WHAT IS ASKED:
Look through the listing and locate every line containing the word "pour"; copy those lines.
** Start of INFORMATION PROVIDED **
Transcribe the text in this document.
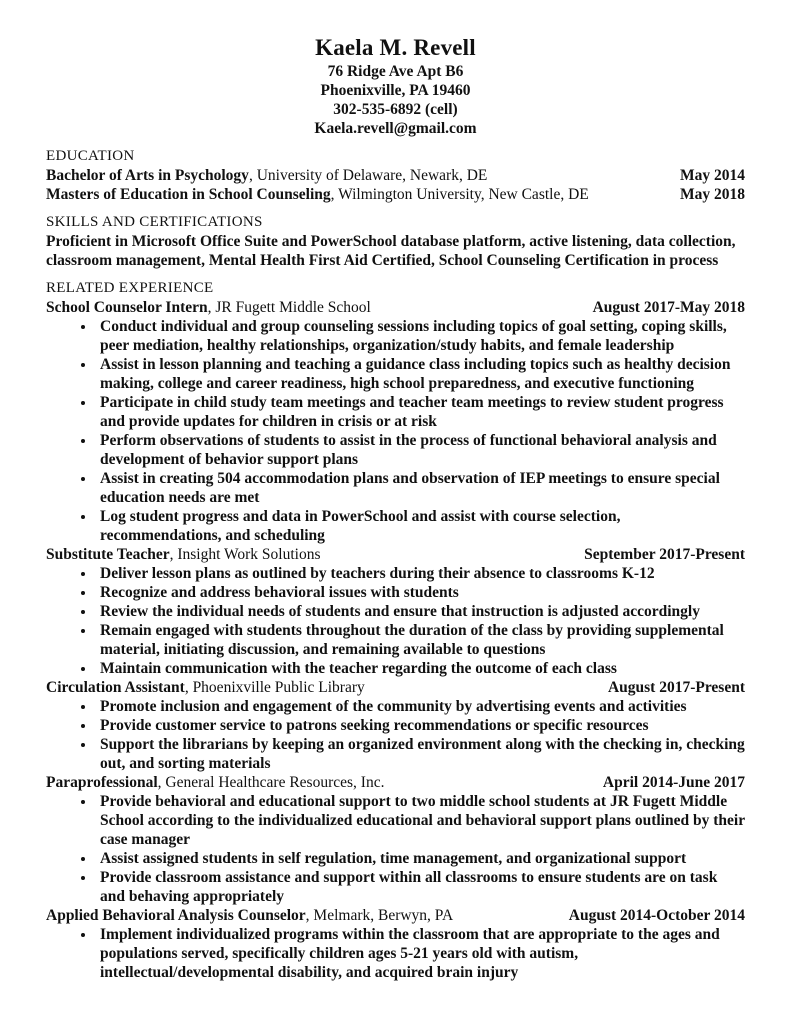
Kaela M. Revell
76 Ridge Ave Apt B6
Phoenixville, PA 19460
302-535-6892 (cell)
Kaela.revell@gmail.com
EDUCATION
Bachelor of Arts in Psychology, University of Delaware, Newark, DE	May 2014
Masters of Education in School Counseling, Wilmington University, New Castle, DE	May 2018
SKILLS AND CERTIFICATIONS
Proficient in Microsoft Office Suite and PowerSchool database platform, active listening, data collection, classroom management, Mental Health First Aid Certified, School Counseling Certification in process
RELATED EXPERIENCE
School Counselor Intern, JR Fugett Middle School	August 2017-May 2018
• Conduct individual and group counseling sessions including topics of goal setting, coping skills, peer mediation, healthy relationships, organization/study habits, and female leadership
• Assist in lesson planning and teaching a guidance class including topics such as healthy decision making, college and career readiness, high school preparedness, and executive functioning
• Participate in child study team meetings and teacher team meetings to review student progress and provide updates for children in crisis or at risk
• Perform observations of students to assist in the process of functional behavioral analysis and development of behavior support plans
• Assist in creating 504 accommodation plans and observation of IEP meetings to ensure special education needs are met
• Log student progress and data in PowerSchool and assist with course selection, recommendations, and scheduling
Substitute Teacher, Insight Work Solutions	September 2017-Present
• Deliver lesson plans as outlined by teachers during their absence to classrooms K-12
• Recognize and address behavioral issues with students
• Review the individual needs of students and ensure that instruction is adjusted accordingly
• Remain engaged with students throughout the duration of the class by providing supplemental material, initiating discussion, and remaining available to questions
• Maintain communication with the teacher regarding the outcome of each class
Circulation Assistant, Phoenixville Public Library	August 2017-Present
• Promote inclusion and engagement of the community by advertising events and activities
• Provide customer service to patrons seeking recommendations or specific resources
• Support the librarians by keeping an organized environment along with the checking in, checking out, and sorting materials
Paraprofessional, General Healthcare Resources, Inc.	April 2014-June 2017
• Provide behavioral and educational support to two middle school students at JR Fugett Middle School according to the individualized educational and behavioral support plans outlined by their case manager
• Assist assigned students in self regulation, time management, and organizational support
• Provide classroom assistance and support within all classrooms to ensure students are on task and behaving appropriately
Applied Behavioral Analysis Counselor, Melmark, Berwyn, PA	August 2014-October 2014
• Implement individualized programs within the classroom that are appropriate to the ages and populations served, specifically children ages 5-21 years old with autism, intellectual/developmental disability, and acquired brain injury
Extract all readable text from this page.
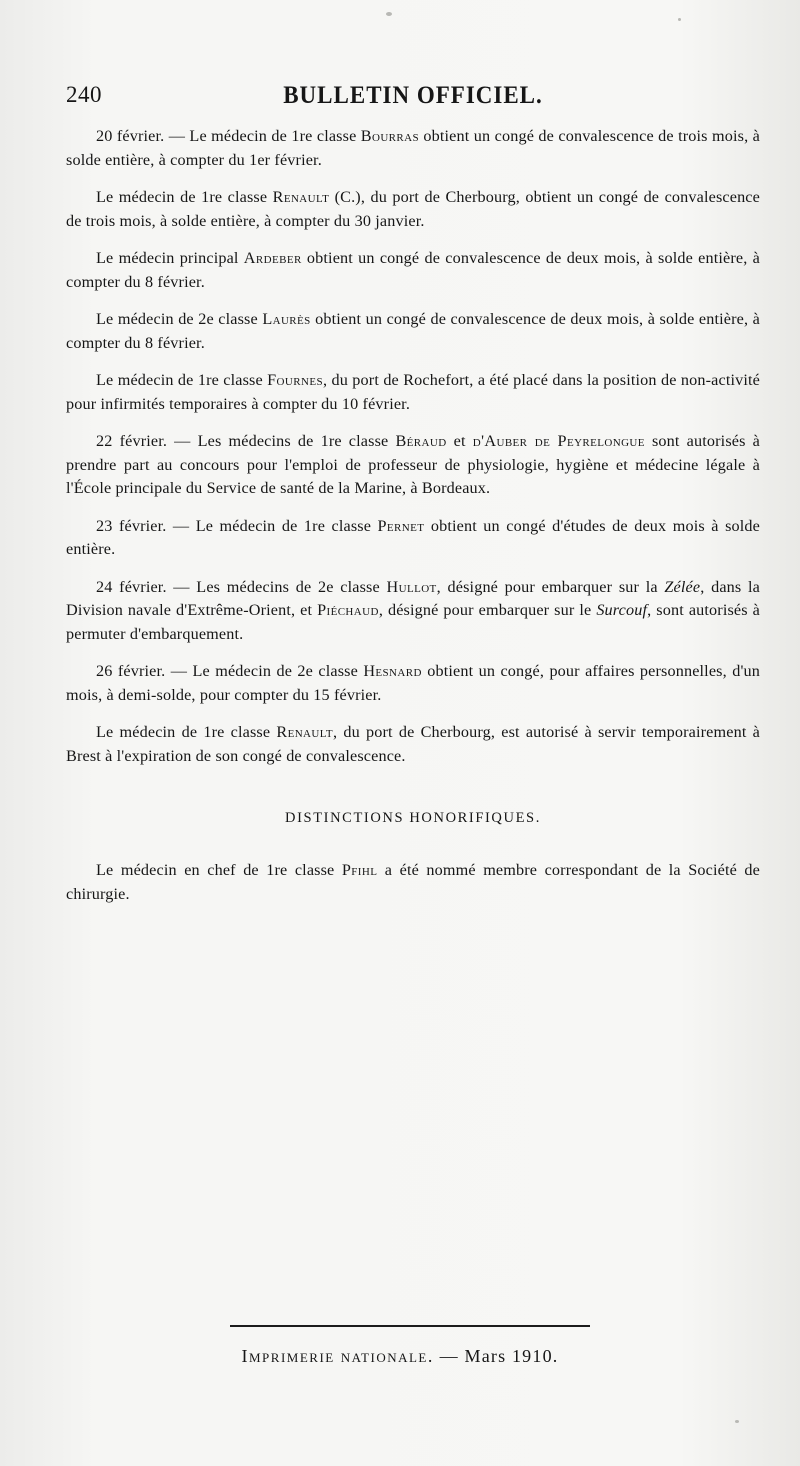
240	BULLETIN OFFICIEL.

20 février. — Le médecin de 1re classe Bourras obtient un congé de convalescence de trois mois, à solde entière, à compter du 1er février.

Le médecin de 1re classe Renault (C.), du port de Cherbourg, obtient un congé de convalescence de trois mois, à solde entière, à compter du 30 janvier.

Le médecin principal Ardeber obtient un congé de convalescence de deux mois, à solde entière, à compter du 8 février.

Le médecin de 2e classe Laurès obtient un congé de convalescence de deux mois, à solde entière, à compter du 8 février.

Le médecin de 1re classe Fournes, du port de Rochefort, a été placé dans la position de non-activité pour infirmités temporaires à compter du 10 février.

22 février. — Les médecins de 1re classe Béraud et d'Auber de Peyrelongue sont autorisés à prendre part au concours pour l'emploi de professeur de physiologie, hygiène et médecine légale à l'École principale du Service de santé de la Marine, à Bordeaux.

23 février. — Le médecin de 1re classe Pernet obtient un congé d'études de deux mois à solde entière.

24 février. — Les médecins de 2e classe Hullot, désigné pour embarquer sur la Zélée, dans la Division navale d'Extrême-Orient, et Piéchaud, désigné pour embarquer sur le Surcouf, sont autorisés à permuter d'embarquement.

26 février. — Le médecin de 2e classe Hesnard obtient un congé, pour affaires personnelles, d'un mois, à demi-solde, pour compter du 15 février.

Le médecin de 1re classe Renault, du port de Cherbourg, est autorisé à servir temporairement à Brest à l'expiration de son congé de convalescence.

DISTINCTIONS HONORIFIQUES.

Le médecin en chef de 1re classe Pfihl a été nommé membre correspondant de la Société de chirurgie.

Imprimerie nationale. — Mars 1910.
** End of INFORMATION PROVIDED **
TASK RESPONSE:
Le médecin de 1re classe Fournes, du port de Rochefort, a été placé dans la position de non-activité pour infirmités temporaires à compter du 10 février.
22 février. — Les médecins de 1re classe Béraud et d'Auber de Peyrelongue sont autorisés à prendre part au concours pour l'emploi de professeur de physiologie, hygiène et médecine légale à l'École principale du Service de santé de la Marine, à Bordeaux.
24 février. — Les médecins de 2e classe Hullot, désigné pour embarquer sur la Zélée, dans la Division navale d'Extrême-Orient, et Piéchaud, désigné pour embarquer sur le Surcouf, sont autorisés à permuter d'embarquement.
26 février. — Le médecin de 2e classe Hesnard obtient un congé, pour affaires personnelles, d'un mois, à demi-solde, pour compter du 15 février.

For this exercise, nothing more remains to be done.